| Exercise details |
Which of the lines below include "Center"? Each one should be copied out.
──────── Data in this exercise
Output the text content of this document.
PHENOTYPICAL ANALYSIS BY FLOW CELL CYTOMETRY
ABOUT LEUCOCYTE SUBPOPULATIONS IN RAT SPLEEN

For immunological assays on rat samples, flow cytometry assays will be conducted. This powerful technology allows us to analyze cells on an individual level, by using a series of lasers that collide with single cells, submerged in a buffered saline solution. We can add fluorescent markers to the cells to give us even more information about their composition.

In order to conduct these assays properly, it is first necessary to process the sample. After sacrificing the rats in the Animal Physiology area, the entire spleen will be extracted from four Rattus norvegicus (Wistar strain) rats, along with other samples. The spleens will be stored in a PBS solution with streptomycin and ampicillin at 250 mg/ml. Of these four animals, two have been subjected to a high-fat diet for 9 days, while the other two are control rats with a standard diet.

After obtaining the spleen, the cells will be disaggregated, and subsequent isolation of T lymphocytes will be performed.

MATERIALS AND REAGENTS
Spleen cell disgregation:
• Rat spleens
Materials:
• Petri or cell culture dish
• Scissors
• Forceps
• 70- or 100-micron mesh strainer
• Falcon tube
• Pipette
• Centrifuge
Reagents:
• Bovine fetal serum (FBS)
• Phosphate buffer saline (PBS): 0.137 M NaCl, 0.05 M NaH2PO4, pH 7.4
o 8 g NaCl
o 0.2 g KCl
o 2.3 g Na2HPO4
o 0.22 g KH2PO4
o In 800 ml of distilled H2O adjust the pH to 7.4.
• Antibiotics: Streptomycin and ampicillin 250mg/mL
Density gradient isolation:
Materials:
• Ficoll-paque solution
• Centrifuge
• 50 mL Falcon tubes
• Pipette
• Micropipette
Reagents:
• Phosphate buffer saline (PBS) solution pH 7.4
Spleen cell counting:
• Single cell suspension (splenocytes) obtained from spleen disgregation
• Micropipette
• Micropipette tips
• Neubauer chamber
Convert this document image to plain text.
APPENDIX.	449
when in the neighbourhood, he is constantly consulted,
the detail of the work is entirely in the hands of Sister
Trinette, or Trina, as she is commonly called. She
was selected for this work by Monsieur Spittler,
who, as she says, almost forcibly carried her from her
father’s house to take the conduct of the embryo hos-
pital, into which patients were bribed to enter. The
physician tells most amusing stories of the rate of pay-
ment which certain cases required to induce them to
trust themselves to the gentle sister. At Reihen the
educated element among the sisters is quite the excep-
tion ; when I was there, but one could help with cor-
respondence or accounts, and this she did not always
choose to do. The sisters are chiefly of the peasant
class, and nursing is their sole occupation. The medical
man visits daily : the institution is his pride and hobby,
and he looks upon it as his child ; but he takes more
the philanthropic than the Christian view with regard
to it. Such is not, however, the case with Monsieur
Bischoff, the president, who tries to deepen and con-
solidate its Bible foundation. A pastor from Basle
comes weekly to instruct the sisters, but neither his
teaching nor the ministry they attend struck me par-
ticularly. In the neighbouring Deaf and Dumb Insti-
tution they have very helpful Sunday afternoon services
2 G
────────────────
──────── Data in this exercise
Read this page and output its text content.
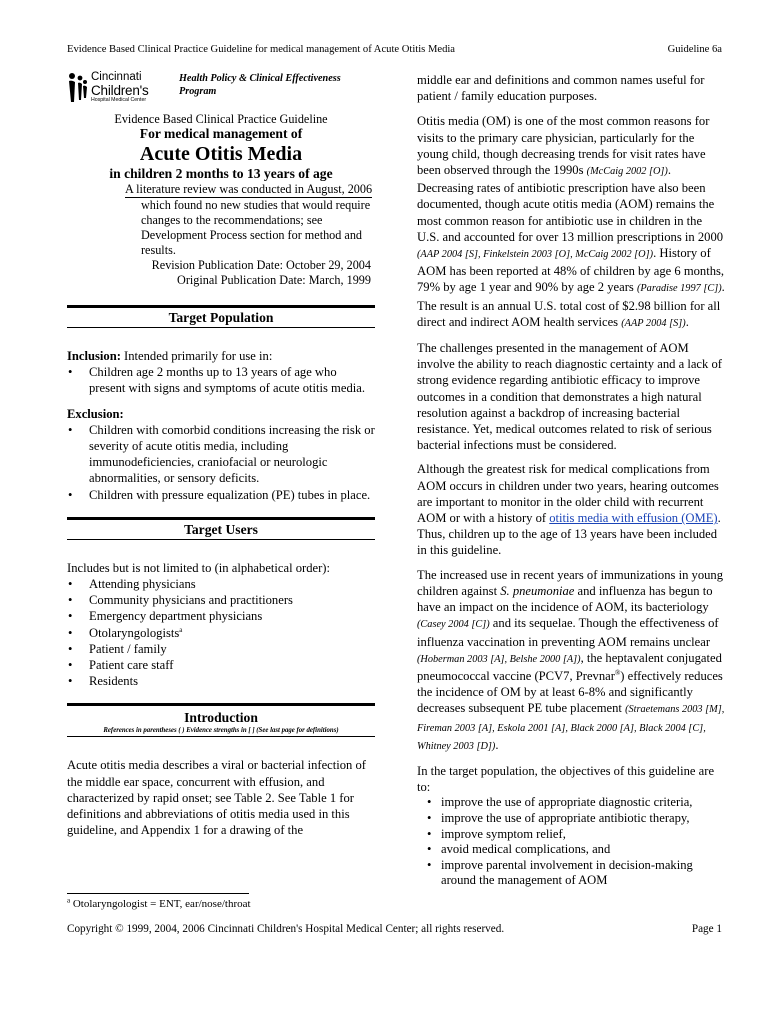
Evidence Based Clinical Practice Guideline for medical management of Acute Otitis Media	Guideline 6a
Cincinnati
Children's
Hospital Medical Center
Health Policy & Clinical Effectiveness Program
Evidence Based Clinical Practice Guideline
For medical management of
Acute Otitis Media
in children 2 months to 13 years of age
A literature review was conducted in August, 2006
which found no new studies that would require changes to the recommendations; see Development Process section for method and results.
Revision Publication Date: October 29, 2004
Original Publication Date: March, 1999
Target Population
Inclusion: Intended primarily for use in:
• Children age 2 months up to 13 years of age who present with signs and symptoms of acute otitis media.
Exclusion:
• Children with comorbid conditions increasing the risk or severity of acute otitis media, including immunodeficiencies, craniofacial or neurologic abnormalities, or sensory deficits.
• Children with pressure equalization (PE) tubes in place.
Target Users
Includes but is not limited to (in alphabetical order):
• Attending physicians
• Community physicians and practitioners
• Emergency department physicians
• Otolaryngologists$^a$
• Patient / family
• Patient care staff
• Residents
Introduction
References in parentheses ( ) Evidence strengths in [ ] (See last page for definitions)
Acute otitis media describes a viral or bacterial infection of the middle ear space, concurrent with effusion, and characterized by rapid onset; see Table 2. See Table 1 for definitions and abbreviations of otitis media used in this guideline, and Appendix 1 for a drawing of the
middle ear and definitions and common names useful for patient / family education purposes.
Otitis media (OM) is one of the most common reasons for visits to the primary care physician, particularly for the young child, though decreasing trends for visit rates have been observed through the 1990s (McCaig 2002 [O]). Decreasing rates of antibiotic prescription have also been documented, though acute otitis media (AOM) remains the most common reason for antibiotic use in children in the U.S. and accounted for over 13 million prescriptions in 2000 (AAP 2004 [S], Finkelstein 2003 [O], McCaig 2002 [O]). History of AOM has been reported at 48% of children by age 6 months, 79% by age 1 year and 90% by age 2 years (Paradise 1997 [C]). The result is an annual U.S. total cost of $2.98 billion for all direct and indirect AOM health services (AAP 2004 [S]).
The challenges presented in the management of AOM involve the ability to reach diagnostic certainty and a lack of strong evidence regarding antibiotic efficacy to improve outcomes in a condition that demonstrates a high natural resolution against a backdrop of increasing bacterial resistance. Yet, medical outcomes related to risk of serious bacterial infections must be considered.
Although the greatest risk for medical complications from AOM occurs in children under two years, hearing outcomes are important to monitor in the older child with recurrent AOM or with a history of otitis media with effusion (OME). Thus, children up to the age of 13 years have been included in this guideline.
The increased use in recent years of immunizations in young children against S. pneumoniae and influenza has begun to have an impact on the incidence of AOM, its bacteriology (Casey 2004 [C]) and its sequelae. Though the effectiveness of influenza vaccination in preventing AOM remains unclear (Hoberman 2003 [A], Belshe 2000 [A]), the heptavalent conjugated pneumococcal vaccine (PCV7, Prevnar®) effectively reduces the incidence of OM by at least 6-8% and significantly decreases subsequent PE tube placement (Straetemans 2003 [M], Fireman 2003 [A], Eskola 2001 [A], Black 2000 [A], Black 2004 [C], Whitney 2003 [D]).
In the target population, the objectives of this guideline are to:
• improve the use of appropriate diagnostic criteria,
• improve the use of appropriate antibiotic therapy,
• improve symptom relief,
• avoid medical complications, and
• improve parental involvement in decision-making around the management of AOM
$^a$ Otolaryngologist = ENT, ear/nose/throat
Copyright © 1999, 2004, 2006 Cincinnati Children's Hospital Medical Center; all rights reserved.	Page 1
────────────────
──────── Data in this exercise
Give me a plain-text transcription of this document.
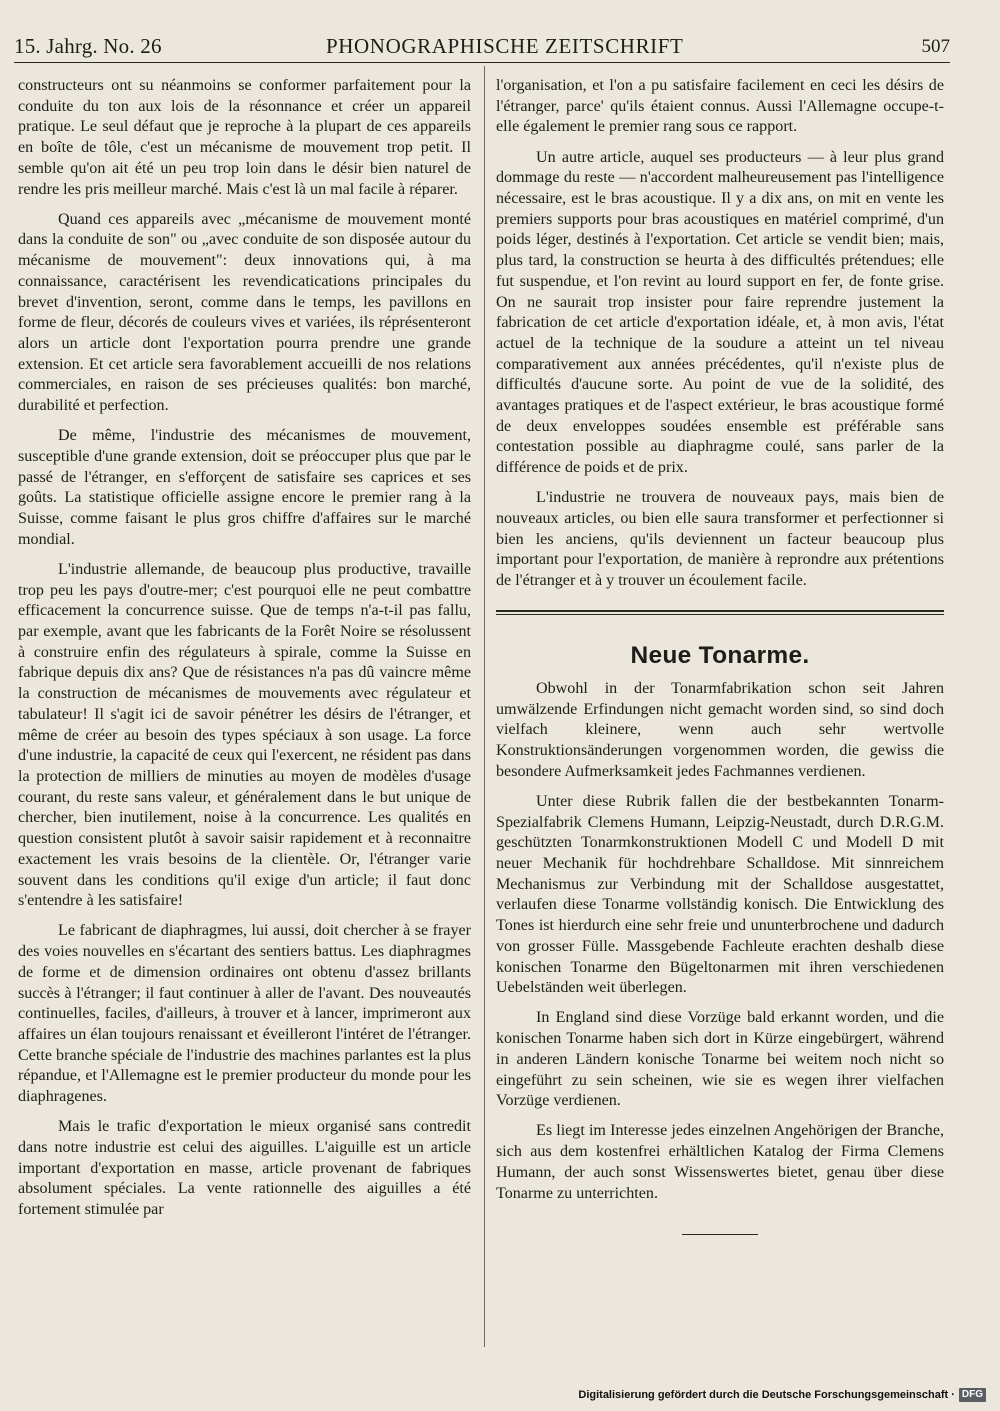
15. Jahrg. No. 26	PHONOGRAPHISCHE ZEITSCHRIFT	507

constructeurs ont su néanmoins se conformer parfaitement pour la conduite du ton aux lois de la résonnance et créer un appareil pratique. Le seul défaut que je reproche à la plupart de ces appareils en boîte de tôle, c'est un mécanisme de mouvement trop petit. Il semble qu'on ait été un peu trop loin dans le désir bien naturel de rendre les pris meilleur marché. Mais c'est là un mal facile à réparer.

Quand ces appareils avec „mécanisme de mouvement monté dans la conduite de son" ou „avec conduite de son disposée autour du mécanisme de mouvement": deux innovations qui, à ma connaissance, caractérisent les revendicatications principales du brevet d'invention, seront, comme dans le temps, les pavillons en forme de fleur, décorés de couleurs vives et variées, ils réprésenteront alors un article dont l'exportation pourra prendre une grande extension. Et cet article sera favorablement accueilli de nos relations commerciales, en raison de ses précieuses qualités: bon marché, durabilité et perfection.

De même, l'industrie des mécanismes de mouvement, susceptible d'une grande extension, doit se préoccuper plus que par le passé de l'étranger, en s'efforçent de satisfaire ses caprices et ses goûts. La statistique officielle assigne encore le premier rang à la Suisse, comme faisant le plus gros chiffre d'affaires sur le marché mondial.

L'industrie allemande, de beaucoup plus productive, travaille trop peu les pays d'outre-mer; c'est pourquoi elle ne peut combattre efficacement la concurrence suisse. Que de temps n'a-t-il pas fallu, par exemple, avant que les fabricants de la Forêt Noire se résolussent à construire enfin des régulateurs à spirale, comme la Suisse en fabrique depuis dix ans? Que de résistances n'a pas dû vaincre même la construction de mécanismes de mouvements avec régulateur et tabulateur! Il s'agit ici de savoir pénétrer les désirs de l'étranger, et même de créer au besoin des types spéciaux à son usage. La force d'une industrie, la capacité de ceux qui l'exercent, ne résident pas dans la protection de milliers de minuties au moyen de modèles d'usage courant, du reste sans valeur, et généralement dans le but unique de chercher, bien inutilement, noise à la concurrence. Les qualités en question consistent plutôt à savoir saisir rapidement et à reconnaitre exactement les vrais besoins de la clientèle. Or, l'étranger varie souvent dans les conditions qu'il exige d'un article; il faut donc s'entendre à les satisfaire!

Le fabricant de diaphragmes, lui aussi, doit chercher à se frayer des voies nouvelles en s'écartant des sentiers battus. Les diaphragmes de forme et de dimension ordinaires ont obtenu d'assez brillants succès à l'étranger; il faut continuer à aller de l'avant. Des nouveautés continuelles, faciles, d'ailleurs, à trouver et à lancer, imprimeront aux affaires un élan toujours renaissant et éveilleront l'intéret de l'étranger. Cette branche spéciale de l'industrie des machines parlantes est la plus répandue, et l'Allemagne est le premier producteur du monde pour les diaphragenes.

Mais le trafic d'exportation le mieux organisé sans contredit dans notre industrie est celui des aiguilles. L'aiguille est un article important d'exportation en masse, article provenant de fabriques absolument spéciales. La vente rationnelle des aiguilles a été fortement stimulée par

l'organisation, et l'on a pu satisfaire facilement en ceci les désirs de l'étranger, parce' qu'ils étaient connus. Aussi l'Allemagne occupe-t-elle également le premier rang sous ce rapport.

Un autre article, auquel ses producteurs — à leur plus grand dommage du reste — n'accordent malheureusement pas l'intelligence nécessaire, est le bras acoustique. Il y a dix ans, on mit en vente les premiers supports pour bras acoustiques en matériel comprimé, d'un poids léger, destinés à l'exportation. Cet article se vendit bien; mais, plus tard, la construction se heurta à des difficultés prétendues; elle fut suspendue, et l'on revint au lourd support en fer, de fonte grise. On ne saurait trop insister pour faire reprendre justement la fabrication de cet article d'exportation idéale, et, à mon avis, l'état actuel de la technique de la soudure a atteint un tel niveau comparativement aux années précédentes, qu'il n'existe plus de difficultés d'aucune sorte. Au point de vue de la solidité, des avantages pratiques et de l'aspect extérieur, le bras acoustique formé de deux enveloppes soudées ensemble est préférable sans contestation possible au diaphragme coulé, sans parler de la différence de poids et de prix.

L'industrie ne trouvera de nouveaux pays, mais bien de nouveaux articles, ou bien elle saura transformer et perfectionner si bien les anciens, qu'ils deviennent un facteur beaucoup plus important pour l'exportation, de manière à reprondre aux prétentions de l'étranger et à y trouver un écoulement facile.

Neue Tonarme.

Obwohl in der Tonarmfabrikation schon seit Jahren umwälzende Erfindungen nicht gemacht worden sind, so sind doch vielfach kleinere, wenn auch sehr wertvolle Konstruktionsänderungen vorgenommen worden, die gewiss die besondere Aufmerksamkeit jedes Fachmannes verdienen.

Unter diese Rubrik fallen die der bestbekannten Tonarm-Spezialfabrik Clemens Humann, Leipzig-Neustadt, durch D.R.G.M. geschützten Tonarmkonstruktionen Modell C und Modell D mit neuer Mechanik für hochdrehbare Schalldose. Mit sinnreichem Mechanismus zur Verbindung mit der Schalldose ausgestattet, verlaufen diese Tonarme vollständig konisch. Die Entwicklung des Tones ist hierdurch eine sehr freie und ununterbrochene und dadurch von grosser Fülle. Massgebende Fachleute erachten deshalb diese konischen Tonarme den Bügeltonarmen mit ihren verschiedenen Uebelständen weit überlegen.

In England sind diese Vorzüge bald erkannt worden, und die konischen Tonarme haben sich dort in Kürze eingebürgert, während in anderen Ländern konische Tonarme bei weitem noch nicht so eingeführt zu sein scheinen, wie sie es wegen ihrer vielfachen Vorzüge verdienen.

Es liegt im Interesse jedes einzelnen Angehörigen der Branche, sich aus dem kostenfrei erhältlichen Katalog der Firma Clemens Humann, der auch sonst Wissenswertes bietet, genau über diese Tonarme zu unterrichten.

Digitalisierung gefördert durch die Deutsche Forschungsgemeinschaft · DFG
────────────────
| Answer |
Hospital Medical Center
Copyright © 1999, 2004, 2006 Cincinnati Children's Hospital Medical Center; all rights reserved.	Page 1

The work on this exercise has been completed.